_DATA PROVIDED_
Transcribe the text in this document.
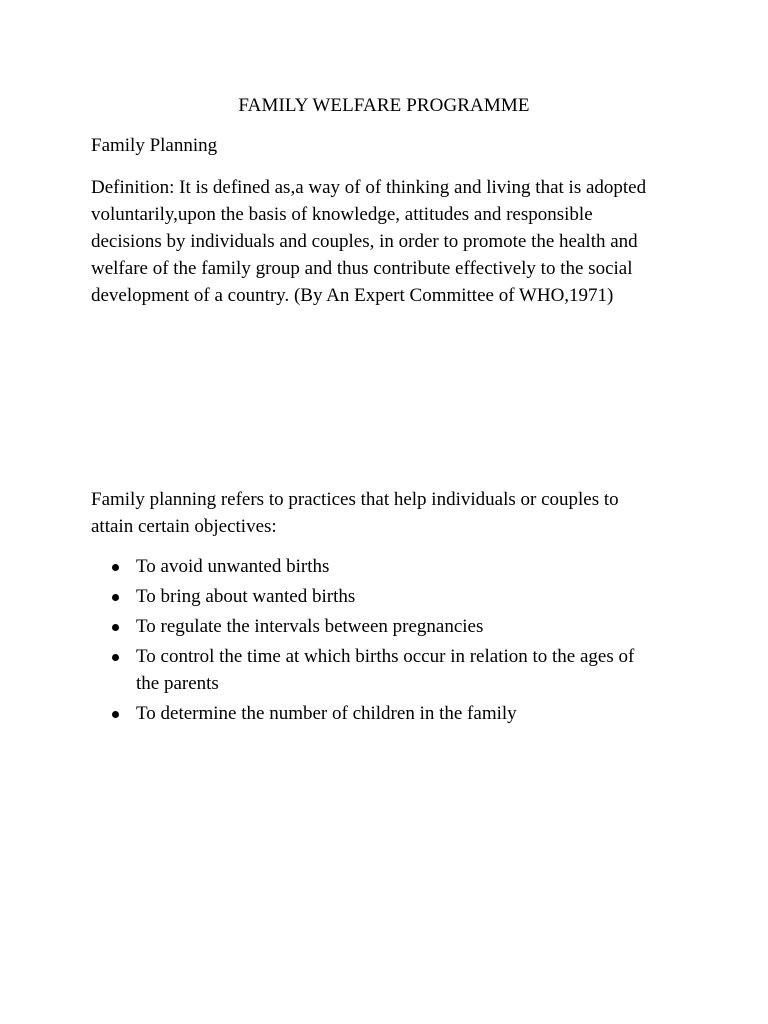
FAMILY WELFARE PROGRAMME
Family Planning

Definition: It is defined as,a way of of thinking and living that is adopted
voluntarily,upon the basis of knowledge, attitudes and responsible
decisions by individuals and couples, in order to promote the health and
welfare of the family group and thus contribute effectively to the social
development of a country. (By An Expert Committee of WHO,1971)

Family planning refers to practices that help individuals or couples to
attain certain objectives:

To avoid unwanted births
To bring about wanted births
To regulate the intervals between pregnancies
To control the time at which births occur in relation to the ages of
the parents
To determine the number of children in the family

_THE EXERCISE_
Pictures are excluded; copy all other data exactly as shown.

_WORKED ANSWER_
Transcribe the text in this document.
FAMILY WELFARE PROGRAMME
Family Planning

Definition: It is defined as,a way of of thinking and living that is adopted
voluntarily,upon the basis of knowledge, attitudes and responsible
decisions by individuals and couples, in order to promote the health and
welfare of the family group and thus contribute effectively to the social
development of a country. (By An Expert Committee of WHO,1971)

Family planning refers to practices that help individuals or couples to
attain certain objectives:

To avoid unwanted births
To bring about wanted births
To regulate the intervals between pregnancies
To control the time at which births occur in relation to the ages of
the parents
To determine the number of children in the family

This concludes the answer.